Read the records below and copy each line that contains "status".

### Materials provided
——————

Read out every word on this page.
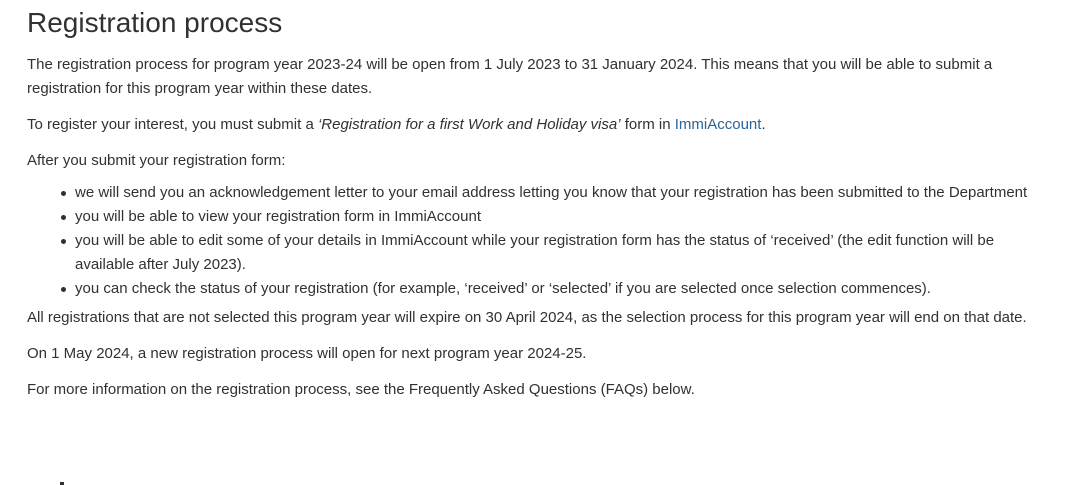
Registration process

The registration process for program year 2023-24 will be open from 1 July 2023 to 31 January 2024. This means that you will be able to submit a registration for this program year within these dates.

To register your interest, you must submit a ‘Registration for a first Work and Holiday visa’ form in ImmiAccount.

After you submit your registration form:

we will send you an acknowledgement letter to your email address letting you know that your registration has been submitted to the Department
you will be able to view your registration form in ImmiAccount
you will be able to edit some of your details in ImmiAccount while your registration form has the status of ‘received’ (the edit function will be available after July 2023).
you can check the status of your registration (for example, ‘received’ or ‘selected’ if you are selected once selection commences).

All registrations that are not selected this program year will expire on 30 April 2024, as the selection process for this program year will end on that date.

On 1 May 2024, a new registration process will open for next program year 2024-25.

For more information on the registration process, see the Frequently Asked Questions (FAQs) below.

——————

### The response
you will be able to edit some of your details in ImmiAccount while your registration form has the status of ‘received’ (the edit function will be available after July 2023).
you can check the status of your registration (for example, ‘received’ or ‘selected’ if you are selected once selection commences).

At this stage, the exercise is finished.